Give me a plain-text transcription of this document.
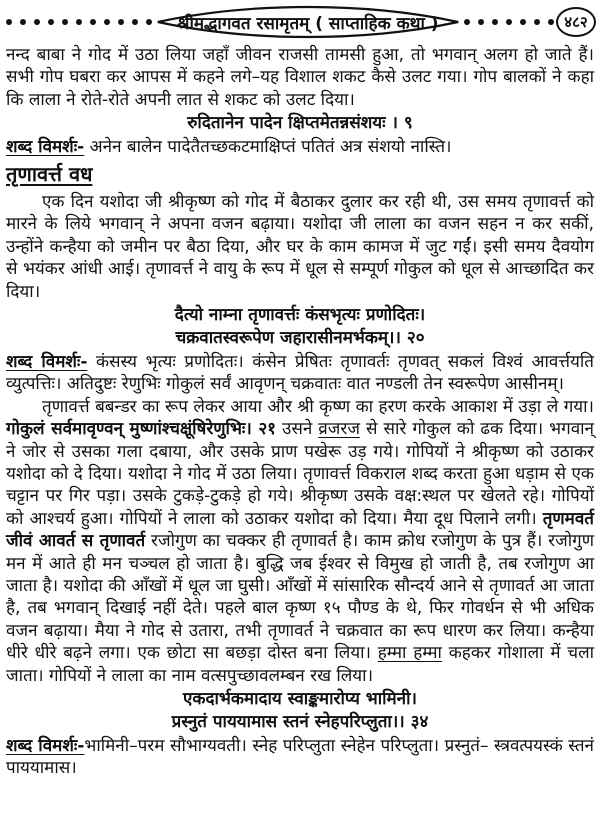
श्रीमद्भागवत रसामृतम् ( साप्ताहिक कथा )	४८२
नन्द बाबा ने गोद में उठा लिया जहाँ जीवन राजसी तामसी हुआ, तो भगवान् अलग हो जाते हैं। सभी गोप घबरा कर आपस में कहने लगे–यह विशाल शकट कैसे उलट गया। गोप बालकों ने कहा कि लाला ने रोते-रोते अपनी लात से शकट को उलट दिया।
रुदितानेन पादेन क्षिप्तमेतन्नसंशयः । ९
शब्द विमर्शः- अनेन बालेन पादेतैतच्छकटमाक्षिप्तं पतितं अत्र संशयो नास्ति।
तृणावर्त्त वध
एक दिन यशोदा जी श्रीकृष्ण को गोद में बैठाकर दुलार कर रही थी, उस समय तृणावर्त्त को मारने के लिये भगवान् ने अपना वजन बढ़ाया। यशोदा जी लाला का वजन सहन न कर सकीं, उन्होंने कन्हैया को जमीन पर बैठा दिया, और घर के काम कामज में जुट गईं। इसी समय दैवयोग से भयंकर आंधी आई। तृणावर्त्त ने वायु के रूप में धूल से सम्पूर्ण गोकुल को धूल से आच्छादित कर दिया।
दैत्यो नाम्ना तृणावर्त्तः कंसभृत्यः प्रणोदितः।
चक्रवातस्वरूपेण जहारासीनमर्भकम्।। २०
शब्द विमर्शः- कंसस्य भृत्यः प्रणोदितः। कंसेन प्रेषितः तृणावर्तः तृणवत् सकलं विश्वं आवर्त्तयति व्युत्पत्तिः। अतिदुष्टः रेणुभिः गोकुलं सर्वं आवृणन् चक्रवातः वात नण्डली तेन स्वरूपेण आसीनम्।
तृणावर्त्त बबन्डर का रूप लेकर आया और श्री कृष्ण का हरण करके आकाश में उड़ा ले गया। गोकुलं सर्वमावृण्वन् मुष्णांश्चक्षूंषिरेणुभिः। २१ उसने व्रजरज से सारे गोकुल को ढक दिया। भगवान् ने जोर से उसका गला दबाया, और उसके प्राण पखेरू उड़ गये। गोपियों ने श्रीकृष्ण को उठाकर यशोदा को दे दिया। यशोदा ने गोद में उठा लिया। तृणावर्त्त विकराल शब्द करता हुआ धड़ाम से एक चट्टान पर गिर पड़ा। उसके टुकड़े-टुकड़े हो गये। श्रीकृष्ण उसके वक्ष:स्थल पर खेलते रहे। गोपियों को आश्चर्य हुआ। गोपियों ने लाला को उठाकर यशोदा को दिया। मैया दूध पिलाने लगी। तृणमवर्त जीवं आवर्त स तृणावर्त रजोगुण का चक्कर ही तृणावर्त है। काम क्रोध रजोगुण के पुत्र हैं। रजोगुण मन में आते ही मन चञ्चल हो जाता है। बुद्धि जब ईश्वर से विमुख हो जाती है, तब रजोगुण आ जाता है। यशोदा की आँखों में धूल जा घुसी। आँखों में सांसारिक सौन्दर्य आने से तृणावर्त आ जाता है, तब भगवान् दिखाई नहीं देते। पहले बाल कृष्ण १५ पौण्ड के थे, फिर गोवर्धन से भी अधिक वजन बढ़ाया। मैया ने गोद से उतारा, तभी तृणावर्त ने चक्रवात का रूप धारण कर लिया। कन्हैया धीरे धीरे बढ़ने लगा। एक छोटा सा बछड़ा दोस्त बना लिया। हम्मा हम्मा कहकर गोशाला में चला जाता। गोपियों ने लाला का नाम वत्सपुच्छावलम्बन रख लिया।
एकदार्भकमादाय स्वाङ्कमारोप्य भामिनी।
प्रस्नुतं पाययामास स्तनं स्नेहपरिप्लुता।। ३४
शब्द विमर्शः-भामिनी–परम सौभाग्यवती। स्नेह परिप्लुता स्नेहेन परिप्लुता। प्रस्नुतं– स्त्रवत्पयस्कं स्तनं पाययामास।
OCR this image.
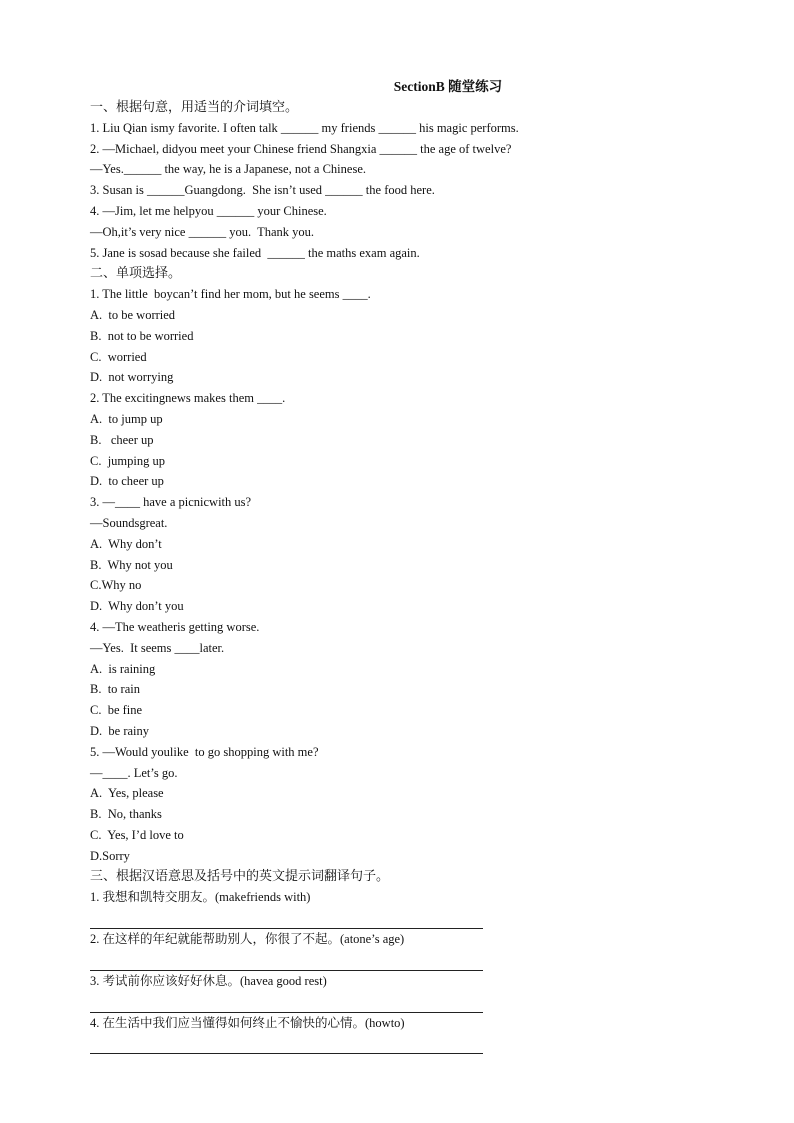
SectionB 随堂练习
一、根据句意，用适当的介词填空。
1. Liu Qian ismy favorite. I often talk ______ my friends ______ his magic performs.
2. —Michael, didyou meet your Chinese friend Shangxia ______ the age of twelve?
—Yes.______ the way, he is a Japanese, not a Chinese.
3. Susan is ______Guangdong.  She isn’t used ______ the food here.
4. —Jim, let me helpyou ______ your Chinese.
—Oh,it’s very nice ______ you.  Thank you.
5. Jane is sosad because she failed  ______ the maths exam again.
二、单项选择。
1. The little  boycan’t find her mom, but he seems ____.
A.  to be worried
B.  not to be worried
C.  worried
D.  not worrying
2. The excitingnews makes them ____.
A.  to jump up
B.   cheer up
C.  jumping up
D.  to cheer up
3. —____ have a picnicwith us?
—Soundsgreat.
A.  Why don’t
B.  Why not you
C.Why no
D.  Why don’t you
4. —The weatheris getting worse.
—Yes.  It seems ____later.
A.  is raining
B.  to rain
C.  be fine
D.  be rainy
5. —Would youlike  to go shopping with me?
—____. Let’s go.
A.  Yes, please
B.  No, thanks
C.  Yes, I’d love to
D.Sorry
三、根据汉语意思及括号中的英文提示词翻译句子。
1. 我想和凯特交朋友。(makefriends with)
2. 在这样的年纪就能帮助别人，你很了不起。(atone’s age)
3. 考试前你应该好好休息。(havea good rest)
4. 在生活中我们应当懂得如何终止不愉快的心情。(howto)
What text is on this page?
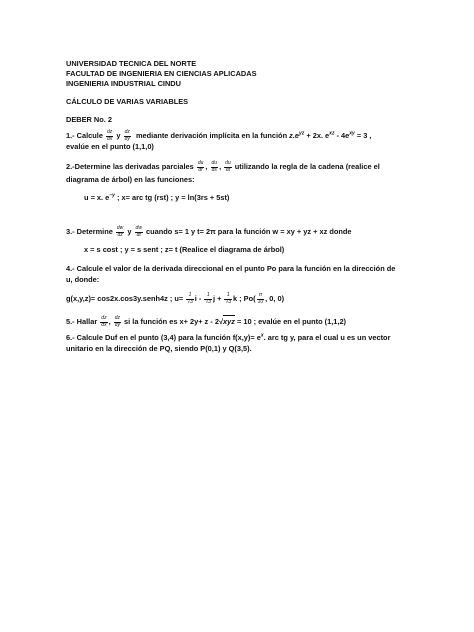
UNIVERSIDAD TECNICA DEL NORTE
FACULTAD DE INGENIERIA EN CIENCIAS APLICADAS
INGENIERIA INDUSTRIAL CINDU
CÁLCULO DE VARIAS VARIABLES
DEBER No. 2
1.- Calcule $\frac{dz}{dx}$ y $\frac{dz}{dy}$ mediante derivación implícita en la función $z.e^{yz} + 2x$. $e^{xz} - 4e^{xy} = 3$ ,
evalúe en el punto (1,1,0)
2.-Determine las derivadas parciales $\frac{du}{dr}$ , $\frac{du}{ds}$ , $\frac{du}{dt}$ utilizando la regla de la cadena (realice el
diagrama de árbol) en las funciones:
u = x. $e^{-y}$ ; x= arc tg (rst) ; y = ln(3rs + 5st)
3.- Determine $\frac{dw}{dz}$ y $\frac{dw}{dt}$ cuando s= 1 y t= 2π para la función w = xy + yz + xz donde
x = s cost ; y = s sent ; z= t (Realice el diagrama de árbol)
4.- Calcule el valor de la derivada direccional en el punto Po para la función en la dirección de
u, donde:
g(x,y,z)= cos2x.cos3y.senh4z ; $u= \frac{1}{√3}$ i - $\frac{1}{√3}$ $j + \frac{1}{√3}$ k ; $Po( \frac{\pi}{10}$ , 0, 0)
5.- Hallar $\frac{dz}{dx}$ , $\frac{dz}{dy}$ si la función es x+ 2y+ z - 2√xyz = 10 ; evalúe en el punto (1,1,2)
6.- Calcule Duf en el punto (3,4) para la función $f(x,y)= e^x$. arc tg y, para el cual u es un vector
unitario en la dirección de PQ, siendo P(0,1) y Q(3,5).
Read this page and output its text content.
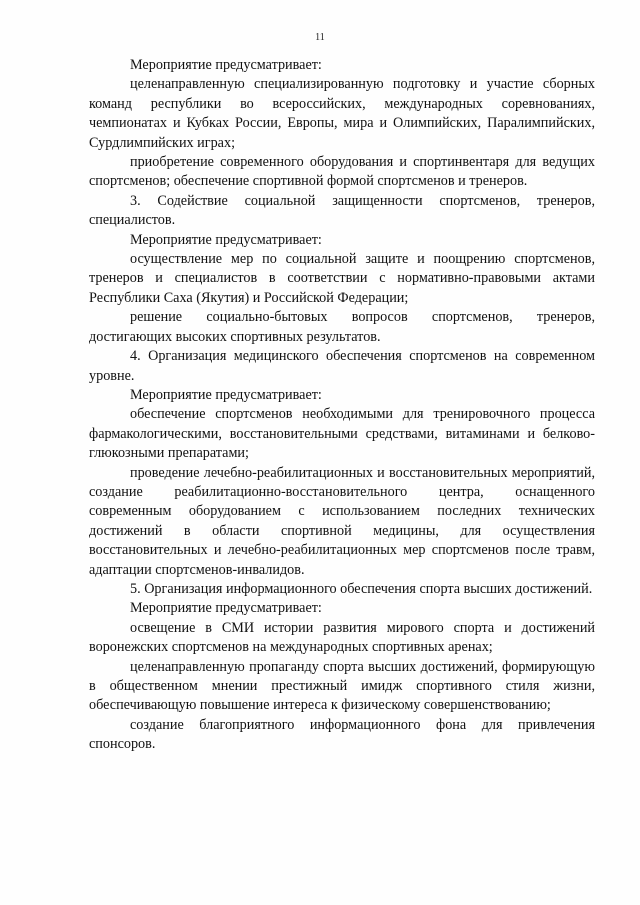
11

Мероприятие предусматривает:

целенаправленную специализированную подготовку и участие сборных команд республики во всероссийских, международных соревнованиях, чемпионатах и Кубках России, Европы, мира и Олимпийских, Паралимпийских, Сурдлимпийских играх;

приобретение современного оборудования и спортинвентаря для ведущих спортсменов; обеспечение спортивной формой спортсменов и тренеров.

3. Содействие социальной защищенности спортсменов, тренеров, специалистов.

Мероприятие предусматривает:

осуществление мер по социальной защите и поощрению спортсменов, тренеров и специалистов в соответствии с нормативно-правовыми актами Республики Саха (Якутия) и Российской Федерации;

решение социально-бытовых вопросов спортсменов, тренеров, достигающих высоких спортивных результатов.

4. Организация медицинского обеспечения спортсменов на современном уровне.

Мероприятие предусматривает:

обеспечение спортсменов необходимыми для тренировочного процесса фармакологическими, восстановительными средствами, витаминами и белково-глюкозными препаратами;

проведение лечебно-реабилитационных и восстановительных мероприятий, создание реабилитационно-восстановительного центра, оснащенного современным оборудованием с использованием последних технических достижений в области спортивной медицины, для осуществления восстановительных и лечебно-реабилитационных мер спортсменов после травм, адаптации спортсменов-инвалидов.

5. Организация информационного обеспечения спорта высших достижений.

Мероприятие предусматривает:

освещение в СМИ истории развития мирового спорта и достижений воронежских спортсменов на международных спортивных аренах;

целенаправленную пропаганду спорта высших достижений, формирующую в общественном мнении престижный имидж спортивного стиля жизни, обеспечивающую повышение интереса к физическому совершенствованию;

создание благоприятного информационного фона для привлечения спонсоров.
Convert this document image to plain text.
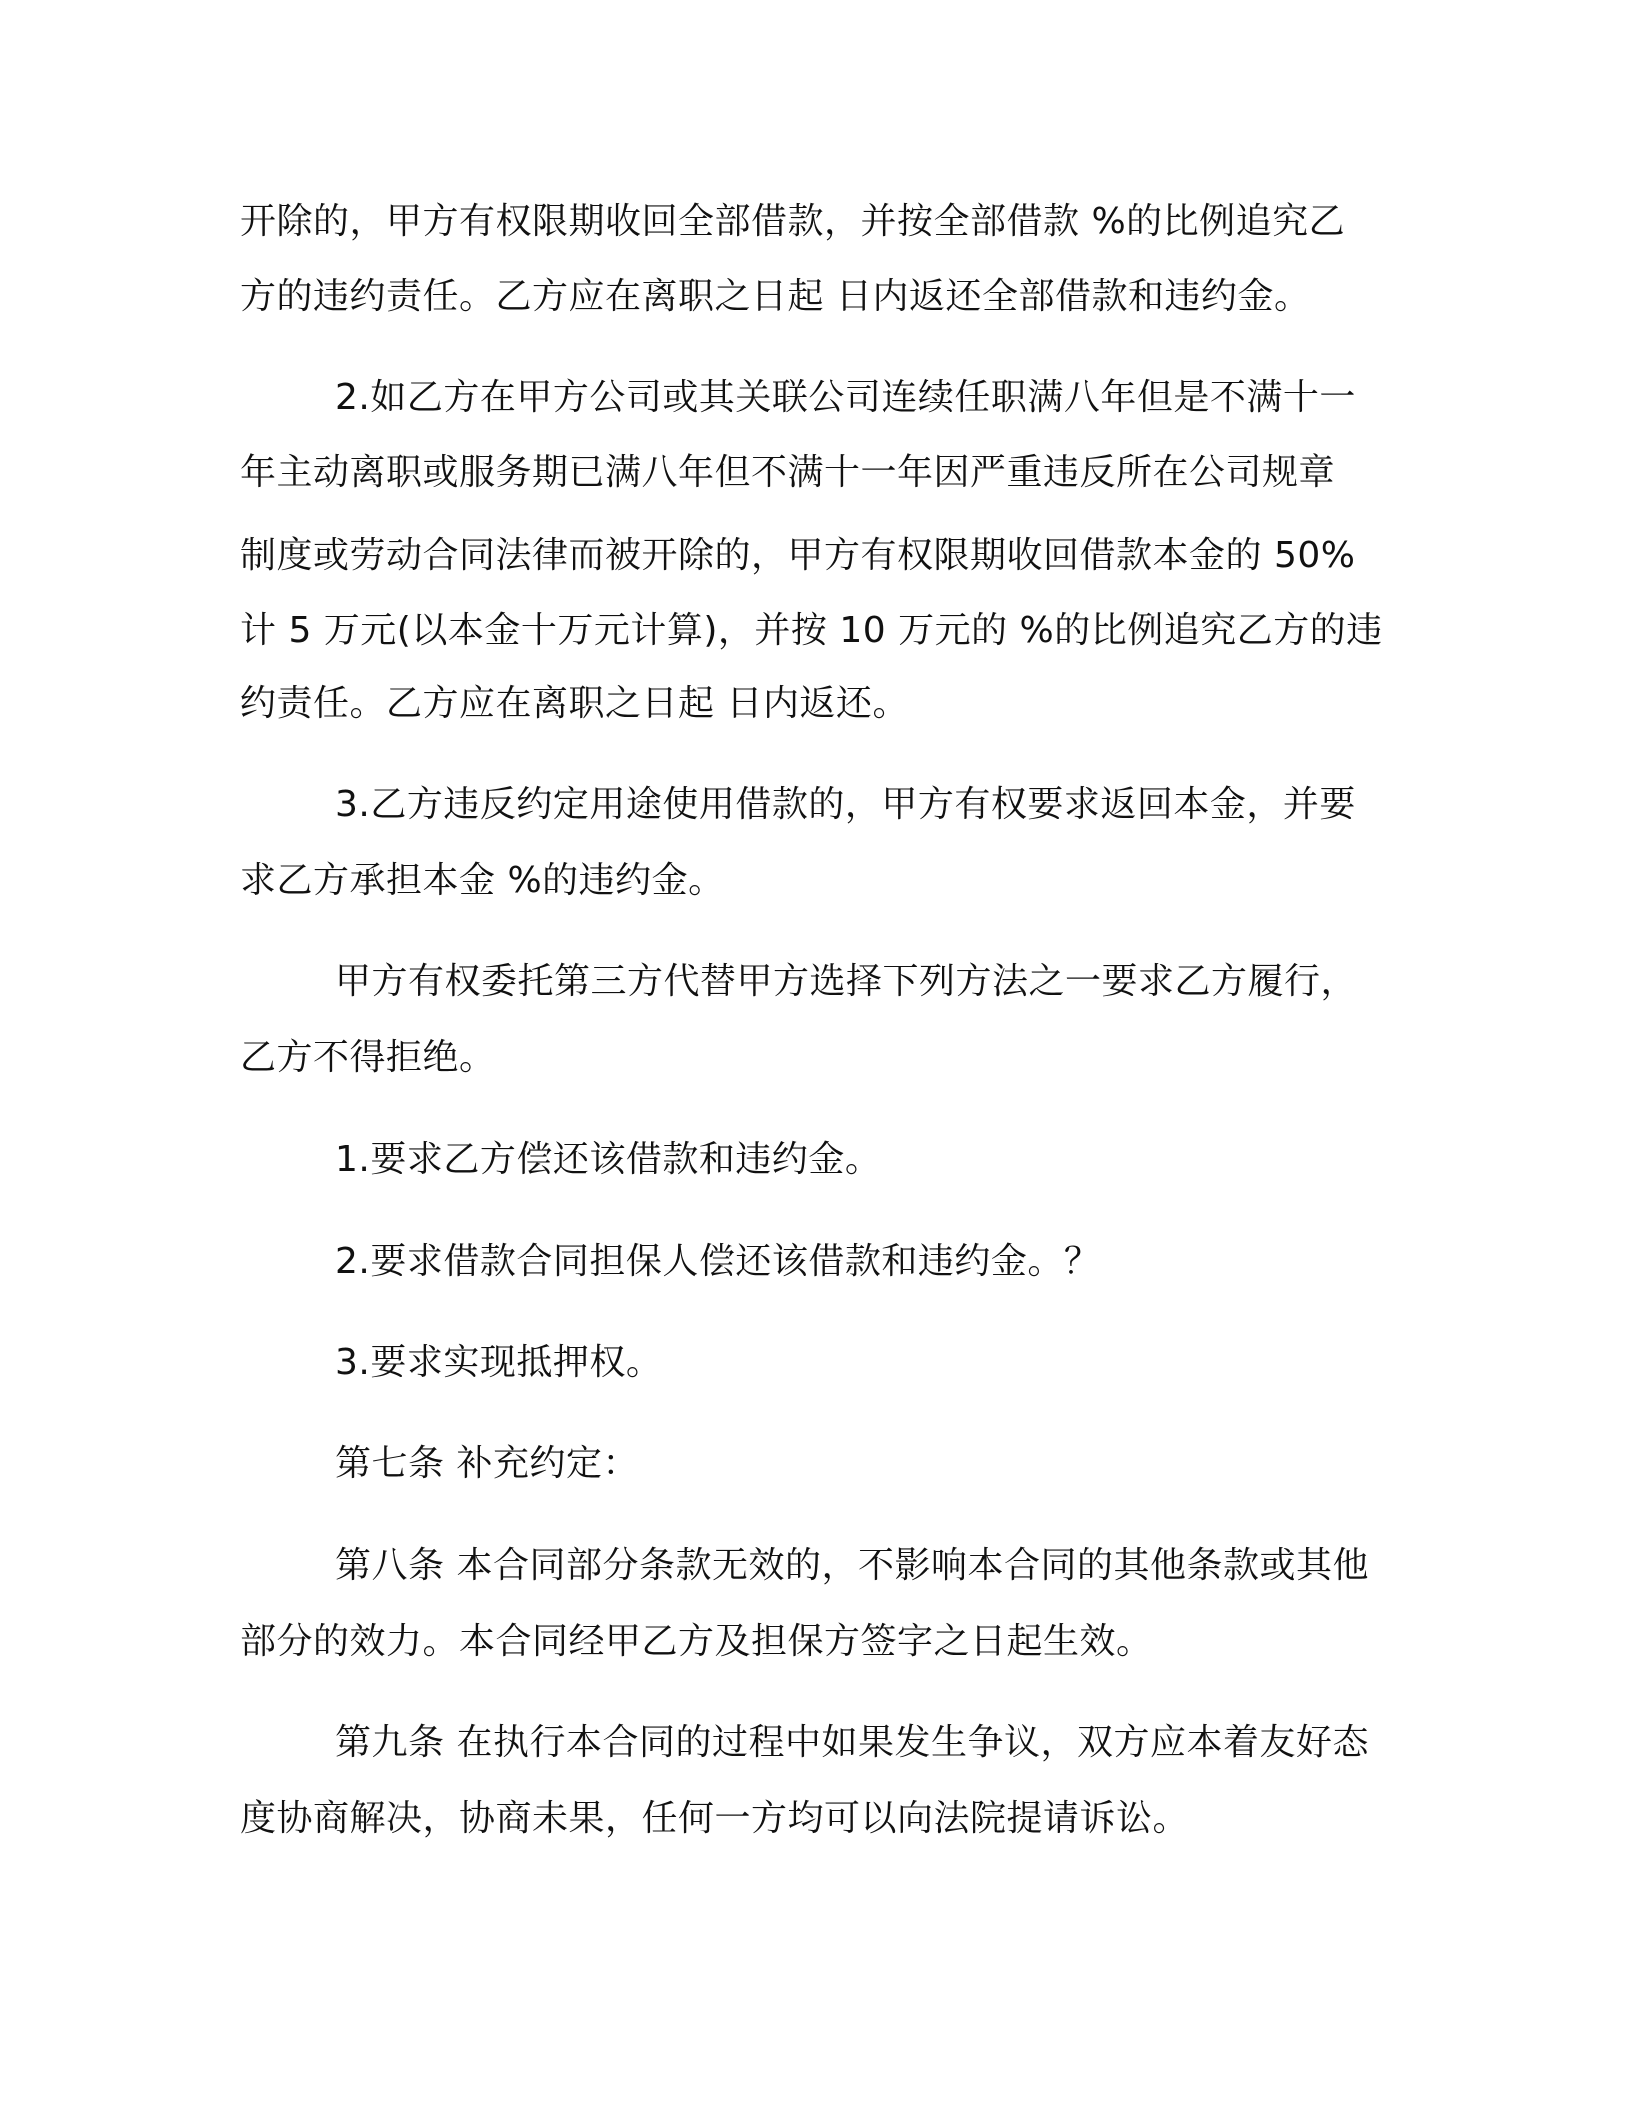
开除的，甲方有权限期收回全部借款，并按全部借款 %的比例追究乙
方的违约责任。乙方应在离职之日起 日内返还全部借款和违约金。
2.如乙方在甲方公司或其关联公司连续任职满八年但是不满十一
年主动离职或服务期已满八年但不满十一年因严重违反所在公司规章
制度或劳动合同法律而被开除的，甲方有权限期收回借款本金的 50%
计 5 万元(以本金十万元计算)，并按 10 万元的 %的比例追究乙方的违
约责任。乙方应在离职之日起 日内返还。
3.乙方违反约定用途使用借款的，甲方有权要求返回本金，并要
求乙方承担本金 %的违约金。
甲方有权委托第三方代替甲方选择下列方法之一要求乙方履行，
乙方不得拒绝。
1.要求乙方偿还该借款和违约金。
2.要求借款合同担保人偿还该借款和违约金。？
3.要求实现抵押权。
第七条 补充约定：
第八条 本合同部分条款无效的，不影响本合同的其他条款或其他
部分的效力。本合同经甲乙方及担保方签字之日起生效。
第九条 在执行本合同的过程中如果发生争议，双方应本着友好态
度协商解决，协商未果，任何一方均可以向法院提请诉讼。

§

WRITTEN EXERCISE: Find the lines containing "целенаправленную" and list every one of them.

ANSWER BELOW:
целенаправленную специализированную подготовку и участие сборных команд республики во всероссийских, международных соревнованиях, чемпионатах и Кубках России, Европы, мира и Олимпийских, Паралимпийских, Сурдлимпийских играх;
целенаправленную пропаганду спорта высших достижений, формирующую в общественном мнении престижный имидж спортивного стиля жизни, обеспечивающую повышение интереса к физическому совершенствованию;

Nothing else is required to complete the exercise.